PROBLEM DESCRIPTION - Reproduce the records below in full and without edits, omitting images.

DATA EXCERPTS -
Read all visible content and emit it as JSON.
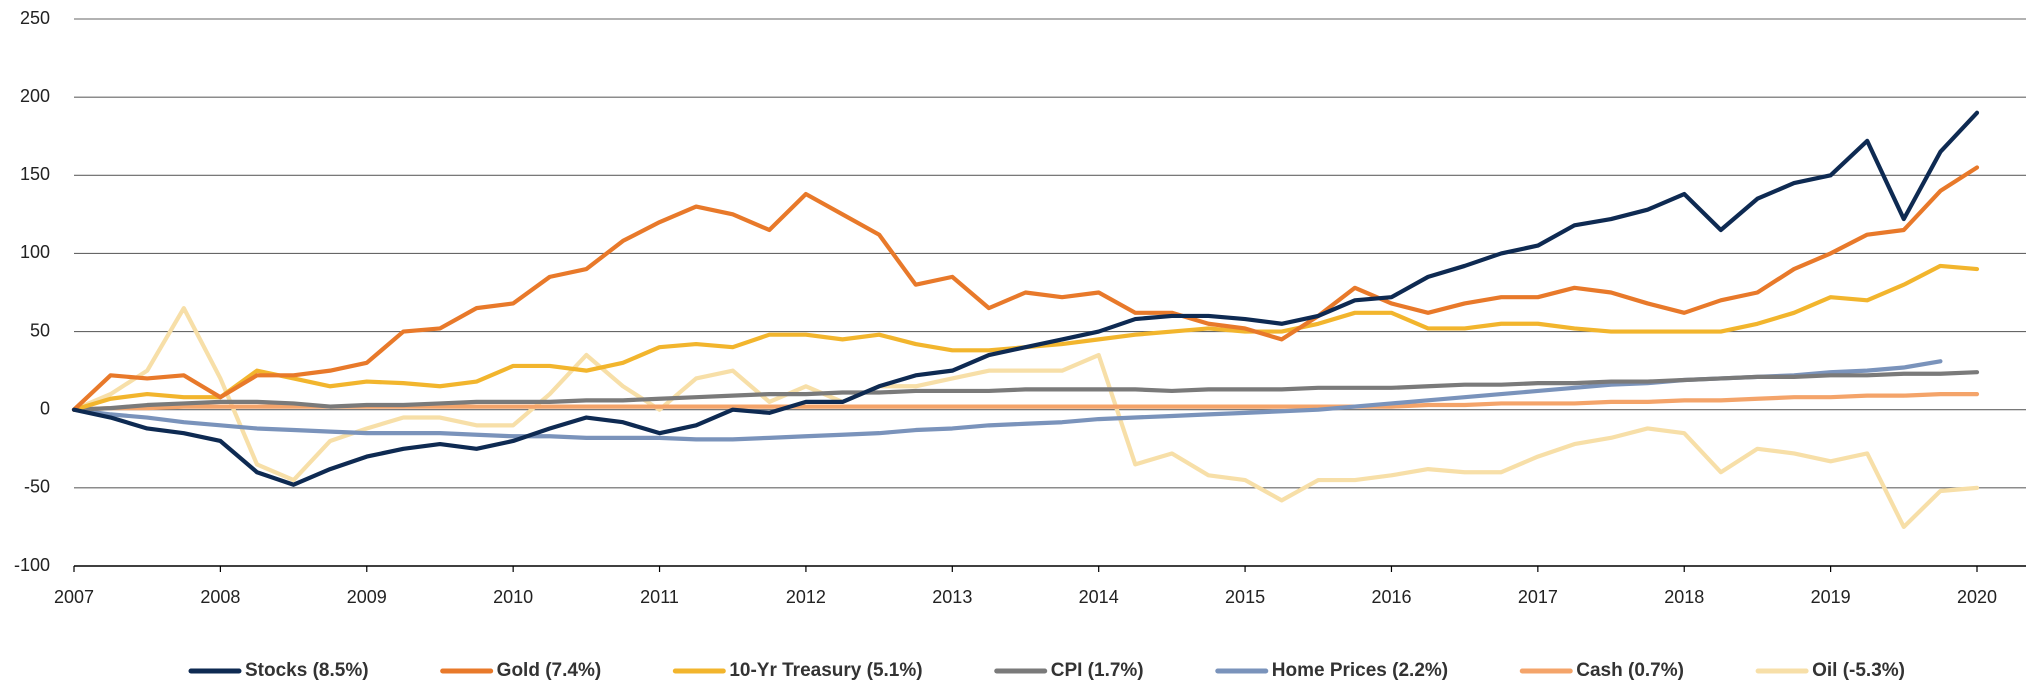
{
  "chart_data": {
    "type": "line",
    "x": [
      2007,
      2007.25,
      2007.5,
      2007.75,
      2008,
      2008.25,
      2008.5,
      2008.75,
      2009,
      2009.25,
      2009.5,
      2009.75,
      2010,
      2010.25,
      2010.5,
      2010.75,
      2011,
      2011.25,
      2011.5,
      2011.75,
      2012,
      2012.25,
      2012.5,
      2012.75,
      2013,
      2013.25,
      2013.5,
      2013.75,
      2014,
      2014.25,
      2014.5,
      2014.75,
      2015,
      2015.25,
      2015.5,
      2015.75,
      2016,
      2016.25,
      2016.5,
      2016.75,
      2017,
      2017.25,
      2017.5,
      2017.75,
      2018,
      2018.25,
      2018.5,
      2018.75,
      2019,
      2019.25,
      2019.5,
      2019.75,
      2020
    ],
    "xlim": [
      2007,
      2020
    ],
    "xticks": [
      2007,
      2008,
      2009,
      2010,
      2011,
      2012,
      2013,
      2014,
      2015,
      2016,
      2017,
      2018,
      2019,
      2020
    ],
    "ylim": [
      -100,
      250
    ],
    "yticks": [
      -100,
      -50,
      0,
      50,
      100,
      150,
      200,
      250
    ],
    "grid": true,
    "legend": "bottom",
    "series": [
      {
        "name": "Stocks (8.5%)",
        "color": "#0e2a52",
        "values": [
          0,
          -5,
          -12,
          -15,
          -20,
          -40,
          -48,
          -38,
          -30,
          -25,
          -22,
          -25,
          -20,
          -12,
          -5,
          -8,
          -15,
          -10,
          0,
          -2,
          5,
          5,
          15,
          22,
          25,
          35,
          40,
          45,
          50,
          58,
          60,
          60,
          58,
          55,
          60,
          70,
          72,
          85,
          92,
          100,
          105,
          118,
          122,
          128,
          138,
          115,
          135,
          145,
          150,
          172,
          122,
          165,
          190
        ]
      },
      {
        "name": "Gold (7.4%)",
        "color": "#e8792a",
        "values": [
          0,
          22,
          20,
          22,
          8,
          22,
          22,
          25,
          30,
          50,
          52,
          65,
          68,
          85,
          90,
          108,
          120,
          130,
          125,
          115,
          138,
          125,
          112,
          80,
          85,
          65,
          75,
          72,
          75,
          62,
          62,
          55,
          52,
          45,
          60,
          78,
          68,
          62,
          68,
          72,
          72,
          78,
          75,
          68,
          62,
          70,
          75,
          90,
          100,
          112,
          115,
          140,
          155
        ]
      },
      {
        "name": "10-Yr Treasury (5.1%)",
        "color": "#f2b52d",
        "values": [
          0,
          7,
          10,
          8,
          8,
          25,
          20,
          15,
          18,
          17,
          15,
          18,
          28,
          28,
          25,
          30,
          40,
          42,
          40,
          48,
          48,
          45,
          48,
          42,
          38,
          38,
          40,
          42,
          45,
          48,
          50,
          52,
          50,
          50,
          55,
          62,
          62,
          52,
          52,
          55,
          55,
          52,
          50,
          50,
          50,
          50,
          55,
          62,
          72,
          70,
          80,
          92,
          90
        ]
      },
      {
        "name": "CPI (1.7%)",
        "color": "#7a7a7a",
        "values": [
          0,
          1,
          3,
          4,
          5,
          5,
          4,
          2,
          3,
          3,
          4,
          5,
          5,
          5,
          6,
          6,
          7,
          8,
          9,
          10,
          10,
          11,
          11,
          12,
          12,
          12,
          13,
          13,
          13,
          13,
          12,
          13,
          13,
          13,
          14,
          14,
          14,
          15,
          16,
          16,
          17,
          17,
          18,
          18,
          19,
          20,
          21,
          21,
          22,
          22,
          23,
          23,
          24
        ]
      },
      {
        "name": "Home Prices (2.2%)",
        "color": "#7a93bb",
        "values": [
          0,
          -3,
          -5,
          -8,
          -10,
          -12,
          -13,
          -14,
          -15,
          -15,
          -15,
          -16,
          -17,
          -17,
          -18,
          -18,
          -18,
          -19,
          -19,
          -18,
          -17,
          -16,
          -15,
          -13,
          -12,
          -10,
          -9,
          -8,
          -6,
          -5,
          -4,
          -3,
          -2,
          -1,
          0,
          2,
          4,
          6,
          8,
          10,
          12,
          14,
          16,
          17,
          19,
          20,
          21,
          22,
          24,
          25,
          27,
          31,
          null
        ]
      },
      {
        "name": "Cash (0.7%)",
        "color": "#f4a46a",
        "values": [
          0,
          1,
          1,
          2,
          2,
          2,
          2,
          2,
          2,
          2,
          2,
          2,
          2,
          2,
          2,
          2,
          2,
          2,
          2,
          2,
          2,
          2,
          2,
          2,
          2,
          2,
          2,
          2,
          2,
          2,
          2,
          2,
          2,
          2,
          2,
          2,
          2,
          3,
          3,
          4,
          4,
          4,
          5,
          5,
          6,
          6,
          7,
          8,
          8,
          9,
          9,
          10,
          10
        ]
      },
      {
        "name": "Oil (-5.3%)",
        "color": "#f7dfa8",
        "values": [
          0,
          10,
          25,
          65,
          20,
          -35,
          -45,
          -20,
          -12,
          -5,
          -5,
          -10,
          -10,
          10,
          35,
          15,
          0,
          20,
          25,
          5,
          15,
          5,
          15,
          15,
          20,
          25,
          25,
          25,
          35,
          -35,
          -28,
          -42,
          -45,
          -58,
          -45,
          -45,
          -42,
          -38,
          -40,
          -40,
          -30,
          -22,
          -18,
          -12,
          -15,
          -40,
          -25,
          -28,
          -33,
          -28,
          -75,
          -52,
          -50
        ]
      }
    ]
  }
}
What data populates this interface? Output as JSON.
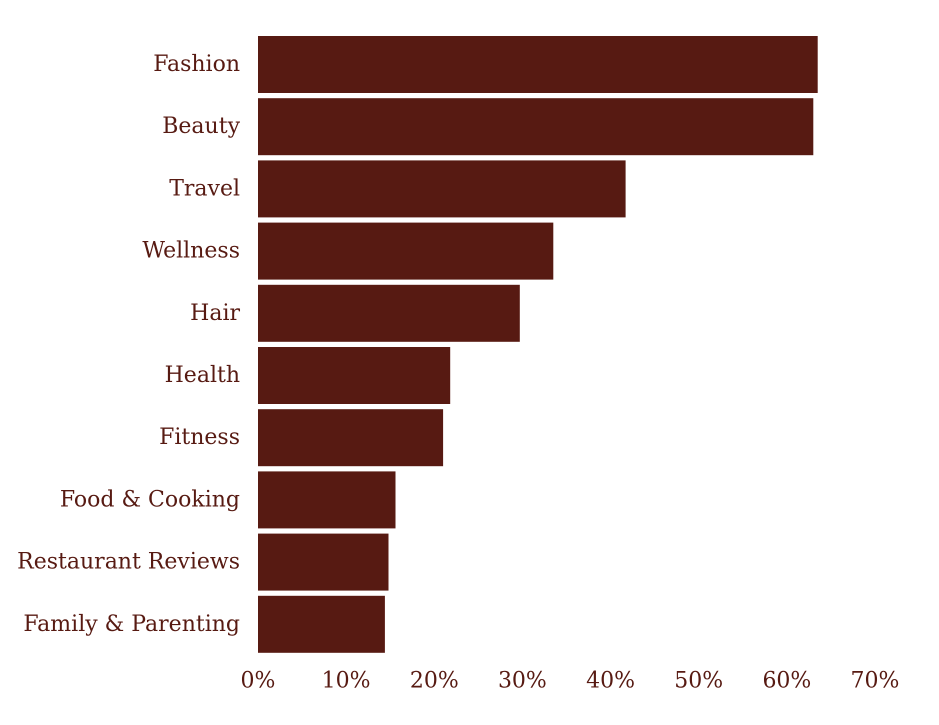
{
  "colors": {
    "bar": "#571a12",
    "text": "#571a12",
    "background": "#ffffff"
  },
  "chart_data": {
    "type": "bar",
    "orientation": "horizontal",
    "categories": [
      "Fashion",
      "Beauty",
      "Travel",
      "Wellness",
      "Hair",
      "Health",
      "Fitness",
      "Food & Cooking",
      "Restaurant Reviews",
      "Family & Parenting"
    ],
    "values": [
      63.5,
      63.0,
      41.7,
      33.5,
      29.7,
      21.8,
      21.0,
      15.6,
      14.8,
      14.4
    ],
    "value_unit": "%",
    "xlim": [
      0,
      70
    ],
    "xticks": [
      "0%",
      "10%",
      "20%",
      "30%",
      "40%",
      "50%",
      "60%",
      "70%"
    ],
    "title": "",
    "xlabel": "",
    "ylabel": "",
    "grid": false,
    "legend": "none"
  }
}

THE REPLY -
Read all visible content and emit it as JSON.
{
  "chart_data": {
    "type": "line",
    "x": [
      2007,
      2007.25,
      2007.5,
      2007.75,
      2008,
      2008.25,
      2008.5,
      2008.75,
      2009,
      2009.25,
      2009.5,
      2009.75,
      2010,
      2010.25,
      2010.5,
      2010.75,
      2011,
      2011.25,
      2011.5,
      2011.75,
      2012,
      2012.25,
      2012.5,
      2012.75,
      2013,
      2013.25,
      2013.5,
      2013.75,
      2014,
      2014.25,
      2014.5,
      2014.75,
      2015,
      2015.25,
      2015.5,
      2015.75,
      2016,
      2016.25,
      2016.5,
      2016.75,
      2017,
      2017.25,
      2017.5,
      2017.75,
      2018,
      2018.25,
      2018.5,
      2018.75,
      2019,
      2019.25,
      2019.5,
      2019.75,
      2020
    ],
    "xlim": [
      2007,
      2020
    ],
    "xticks": [
      2007,
      2008,
      2009,
      2010,
      2011,
      2012,
      2013,
      2014,
      2015,
      2016,
      2017,
      2018,
      2019,
      2020
    ],
    "ylim": [
      -100,
      250
    ],
    "yticks": [
      -100,
      -50,
      0,
      50,
      100,
      150,
      200,
      250
    ],
    "grid": true,
    "legend": "bottom",
    "series": [
      {
        "name": "Stocks (8.5%)",
        "color": "#0e2a52",
        "values": [
          0,
          -5,
          -12,
          -15,
          -20,
          -40,
          -48,
          -38,
          -30,
          -25,
          -22,
          -25,
          -20,
          -12,
          -5,
          -8,
          -15,
          -10,
          0,
          -2,
          5,
          5,
          15,
          22,
          25,
          35,
          40,
          45,
          50,
          58,
          60,
          60,
          58,
          55,
          60,
          70,
          72,
          85,
          92,
          100,
          105,
          118,
          122,
          128,
          138,
          115,
          135,
          145,
          150,
          172,
          122,
          165,
          190
        ]
      },
      {
        "name": "Gold (7.4%)",
        "color": "#e8792a",
        "values": [
          0,
          22,
          20,
          22,
          8,
          22,
          22,
          25,
          30,
          50,
          52,
          65,
          68,
          85,
          90,
          108,
          120,
          130,
          125,
          115,
          138,
          125,
          112,
          80,
          85,
          65,
          75,
          72,
          75,
          62,
          62,
          55,
          52,
          45,
          60,
          78,
          68,
          62,
          68,
          72,
          72,
          78,
          75,
          68,
          62,
          70,
          75,
          90,
          100,
          112,
          115,
          140,
          155
        ]
      },
      {
        "name": "10-Yr Treasury (5.1%)",
        "color": "#f2b52d",
        "values": [
          0,
          7,
          10,
          8,
          8,
          25,
          20,
          15,
          18,
          17,
          15,
          18,
          28,
          28,
          25,
          30,
          40,
          42,
          40,
          48,
          48,
          45,
          48,
          42,
          38,
          38,
          40,
          42,
          45,
          48,
          50,
          52,
          50,
          50,
          55,
          62,
          62,
          52,
          52,
          55,
          55,
          52,
          50,
          50,
          50,
          50,
          55,
          62,
          72,
          70,
          80,
          92,
          90
        ]
      },
      {
        "name": "CPI (1.7%)",
        "color": "#7a7a7a",
        "values": [
          0,
          1,
          3,
          4,
          5,
          5,
          4,
          2,
          3,
          3,
          4,
          5,
          5,
          5,
          6,
          6,
          7,
          8,
          9,
          10,
          10,
          11,
          11,
          12,
          12,
          12,
          13,
          13,
          13,
          13,
          12,
          13,
          13,
          13,
          14,
          14,
          14,
          15,
          16,
          16,
          17,
          17,
          18,
          18,
          19,
          20,
          21,
          21,
          22,
          22,
          23,
          23,
          24
        ]
      },
      {
        "name": "Home Prices (2.2%)",
        "color": "#7a93bb",
        "values": [
          0,
          -3,
          -5,
          -8,
          -10,
          -12,
          -13,
          -14,
          -15,
          -15,
          -15,
          -16,
          -17,
          -17,
          -18,
          -18,
          -18,
          -19,
          -19,
          -18,
          -17,
          -16,
          -15,
          -13,
          -12,
          -10,
          -9,
          -8,
          -6,
          -5,
          -4,
          -3,
          -2,
          -1,
          0,
          2,
          4,
          6,
          8,
          10,
          12,
          14,
          16,
          17,
          19,
          20,
          21,
          22,
          24,
          25,
          27,
          31,
          null
        ]
      },
      {
        "name": "Cash (0.7%)",
        "color": "#f4a46a",
        "values": [
          0,
          1,
          1,
          2,
          2,
          2,
          2,
          2,
          2,
          2,
          2,
          2,
          2,
          2,
          2,
          2,
          2,
          2,
          2,
          2,
          2,
          2,
          2,
          2,
          2,
          2,
          2,
          2,
          2,
          2,
          2,
          2,
          2,
          2,
          2,
          2,
          2,
          3,
          3,
          4,
          4,
          4,
          5,
          5,
          6,
          6,
          7,
          8,
          8,
          9,
          9,
          10,
          10
        ]
      },
      {
        "name": "Oil (-5.3%)",
        "color": "#f7dfa8",
        "values": [
          0,
          10,
          25,
          65,
          20,
          -35,
          -45,
          -20,
          -12,
          -5,
          -5,
          -10,
          -10,
          10,
          35,
          15,
          0,
          20,
          25,
          5,
          15,
          5,
          15,
          15,
          20,
          25,
          25,
          25,
          35,
          -35,
          -28,
          -42,
          -45,
          -58,
          -45,
          -45,
          -42,
          -38,
          -40,
          -40,
          -30,
          -22,
          -18,
          -12,
          -15,
          -40,
          -25,
          -28,
          -33,
          -28,
          -75,
          -52,
          -50
        ]
      }
    ]
  }
}
What data populates this interface? Output as JSON.
{
  "colors": {
    "bar": "#571a12",
    "text": "#571a12",
    "background": "#ffffff"
  },
  "chart_data": {
    "type": "bar",
    "orientation": "horizontal",
    "categories": [
      "Fashion",
      "Beauty",
      "Travel",
      "Wellness",
      "Hair",
      "Health",
      "Fitness",
      "Food & Cooking",
      "Restaurant Reviews",
      "Family & Parenting"
    ],
    "values": [
      63.5,
      63.0,
      41.7,
      33.5,
      29.7,
      21.8,
      21.0,
      15.6,
      14.8,
      14.4
    ],
    "value_unit": "%",
    "xlim": [
      0,
      70
    ],
    "xticks": [
      "0%",
      "10%",
      "20%",
      "30%",
      "40%",
      "50%",
      "60%",
      "70%"
    ],
    "title": "",
    "xlabel": "",
    "ylabel": "",
    "grid": false,
    "legend": "none"
  }
}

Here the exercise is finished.